> _Work required_:
Take each line that has the word "Reparaturarbeiten" and return it.
***** Data to use *****
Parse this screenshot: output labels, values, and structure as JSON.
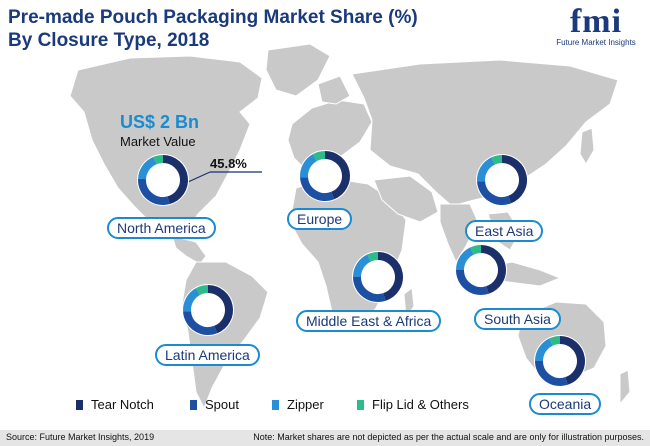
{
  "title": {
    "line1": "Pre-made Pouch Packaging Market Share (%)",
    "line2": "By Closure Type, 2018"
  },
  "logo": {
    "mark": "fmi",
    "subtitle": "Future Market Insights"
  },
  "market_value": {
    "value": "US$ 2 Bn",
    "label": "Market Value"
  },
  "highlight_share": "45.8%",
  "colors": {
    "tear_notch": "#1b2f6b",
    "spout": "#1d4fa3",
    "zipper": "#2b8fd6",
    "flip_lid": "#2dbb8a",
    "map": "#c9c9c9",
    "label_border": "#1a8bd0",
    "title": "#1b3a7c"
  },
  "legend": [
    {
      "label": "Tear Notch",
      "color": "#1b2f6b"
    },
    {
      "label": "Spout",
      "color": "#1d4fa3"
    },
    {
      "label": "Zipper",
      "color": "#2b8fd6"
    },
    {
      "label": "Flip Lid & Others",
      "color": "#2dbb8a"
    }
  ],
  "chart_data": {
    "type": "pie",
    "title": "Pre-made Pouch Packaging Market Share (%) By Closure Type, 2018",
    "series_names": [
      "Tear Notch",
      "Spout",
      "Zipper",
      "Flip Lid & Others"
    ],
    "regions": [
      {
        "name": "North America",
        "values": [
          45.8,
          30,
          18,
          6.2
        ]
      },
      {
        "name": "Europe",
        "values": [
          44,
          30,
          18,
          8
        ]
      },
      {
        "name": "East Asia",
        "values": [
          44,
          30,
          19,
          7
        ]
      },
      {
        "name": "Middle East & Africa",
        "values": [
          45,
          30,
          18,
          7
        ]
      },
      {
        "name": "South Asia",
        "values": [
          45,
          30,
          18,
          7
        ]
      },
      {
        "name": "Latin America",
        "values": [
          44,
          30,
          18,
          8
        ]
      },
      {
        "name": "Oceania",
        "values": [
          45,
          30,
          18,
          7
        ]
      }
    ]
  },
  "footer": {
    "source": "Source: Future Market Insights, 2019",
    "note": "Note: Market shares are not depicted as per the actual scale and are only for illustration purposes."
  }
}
*****
***** Data to use *****
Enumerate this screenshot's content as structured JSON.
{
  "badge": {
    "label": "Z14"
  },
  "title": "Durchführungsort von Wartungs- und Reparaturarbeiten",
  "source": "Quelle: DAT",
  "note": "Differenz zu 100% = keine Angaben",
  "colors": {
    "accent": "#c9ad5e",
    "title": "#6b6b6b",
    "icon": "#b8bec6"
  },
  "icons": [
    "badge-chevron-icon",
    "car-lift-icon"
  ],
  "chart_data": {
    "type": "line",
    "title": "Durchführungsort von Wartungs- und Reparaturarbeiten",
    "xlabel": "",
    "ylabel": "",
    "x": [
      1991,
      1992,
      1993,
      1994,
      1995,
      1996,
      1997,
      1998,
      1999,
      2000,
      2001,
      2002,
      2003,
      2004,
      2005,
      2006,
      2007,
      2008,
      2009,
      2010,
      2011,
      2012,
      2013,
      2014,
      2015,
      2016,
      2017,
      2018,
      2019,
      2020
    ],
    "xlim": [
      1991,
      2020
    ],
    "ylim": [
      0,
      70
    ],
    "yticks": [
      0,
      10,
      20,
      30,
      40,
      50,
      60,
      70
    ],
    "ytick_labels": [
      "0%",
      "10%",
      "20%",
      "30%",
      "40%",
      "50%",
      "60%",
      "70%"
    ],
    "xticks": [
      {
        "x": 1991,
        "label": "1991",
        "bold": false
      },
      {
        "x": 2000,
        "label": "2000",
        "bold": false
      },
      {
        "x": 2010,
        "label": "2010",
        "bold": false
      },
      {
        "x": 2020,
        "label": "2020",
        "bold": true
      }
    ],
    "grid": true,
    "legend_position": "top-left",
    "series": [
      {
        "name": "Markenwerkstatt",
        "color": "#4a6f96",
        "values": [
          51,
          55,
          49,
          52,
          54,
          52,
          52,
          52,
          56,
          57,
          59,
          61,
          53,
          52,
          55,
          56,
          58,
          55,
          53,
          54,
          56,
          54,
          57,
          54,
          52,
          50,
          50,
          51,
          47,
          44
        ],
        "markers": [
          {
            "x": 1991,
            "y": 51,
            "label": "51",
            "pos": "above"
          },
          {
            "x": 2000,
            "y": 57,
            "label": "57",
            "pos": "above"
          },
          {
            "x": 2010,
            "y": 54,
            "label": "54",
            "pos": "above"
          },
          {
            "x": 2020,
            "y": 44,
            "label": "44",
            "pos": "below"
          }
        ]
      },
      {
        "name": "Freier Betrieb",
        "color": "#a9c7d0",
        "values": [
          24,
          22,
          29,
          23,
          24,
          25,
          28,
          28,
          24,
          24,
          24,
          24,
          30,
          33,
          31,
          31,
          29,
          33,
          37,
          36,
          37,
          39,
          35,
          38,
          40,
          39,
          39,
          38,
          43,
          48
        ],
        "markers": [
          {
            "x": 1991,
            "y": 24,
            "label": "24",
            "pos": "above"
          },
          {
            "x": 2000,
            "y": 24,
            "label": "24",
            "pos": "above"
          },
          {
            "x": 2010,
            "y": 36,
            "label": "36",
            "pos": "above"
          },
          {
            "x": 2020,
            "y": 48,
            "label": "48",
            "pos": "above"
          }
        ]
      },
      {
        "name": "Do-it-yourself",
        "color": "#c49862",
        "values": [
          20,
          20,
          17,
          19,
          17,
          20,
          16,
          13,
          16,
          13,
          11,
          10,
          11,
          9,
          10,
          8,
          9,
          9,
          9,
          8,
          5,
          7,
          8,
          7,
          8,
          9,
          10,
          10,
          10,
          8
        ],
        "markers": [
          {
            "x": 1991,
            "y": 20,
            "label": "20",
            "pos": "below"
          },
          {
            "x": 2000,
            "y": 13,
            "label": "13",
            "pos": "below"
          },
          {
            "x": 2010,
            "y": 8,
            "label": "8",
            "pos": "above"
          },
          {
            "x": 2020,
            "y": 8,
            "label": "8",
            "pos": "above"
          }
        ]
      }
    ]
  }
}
*****
***** Data to use *****
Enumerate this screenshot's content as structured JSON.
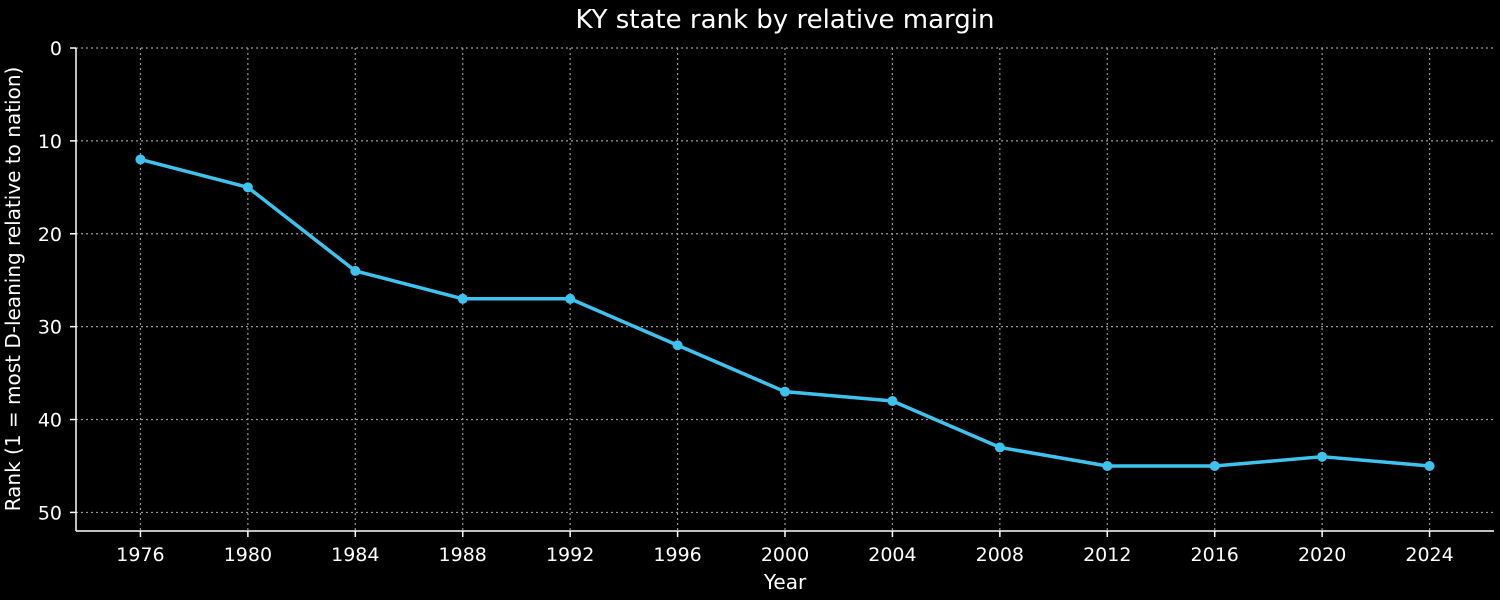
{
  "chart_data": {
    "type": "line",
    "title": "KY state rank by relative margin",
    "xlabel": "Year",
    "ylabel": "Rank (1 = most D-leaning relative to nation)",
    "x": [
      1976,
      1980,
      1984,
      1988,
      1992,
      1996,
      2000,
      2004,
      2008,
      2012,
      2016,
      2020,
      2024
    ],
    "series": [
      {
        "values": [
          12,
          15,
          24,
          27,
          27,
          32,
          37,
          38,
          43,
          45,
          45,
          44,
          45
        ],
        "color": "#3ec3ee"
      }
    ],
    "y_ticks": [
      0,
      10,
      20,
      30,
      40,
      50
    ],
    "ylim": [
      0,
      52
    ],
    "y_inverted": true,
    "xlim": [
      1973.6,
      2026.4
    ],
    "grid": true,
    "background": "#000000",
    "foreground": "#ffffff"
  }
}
*****
> _Exercise solution_:
  "title": "Durchführungsort von Wartungs- und Reparaturarbeiten",
    "title": "Durchführungsort von Wartungs- und Reparaturarbeiten",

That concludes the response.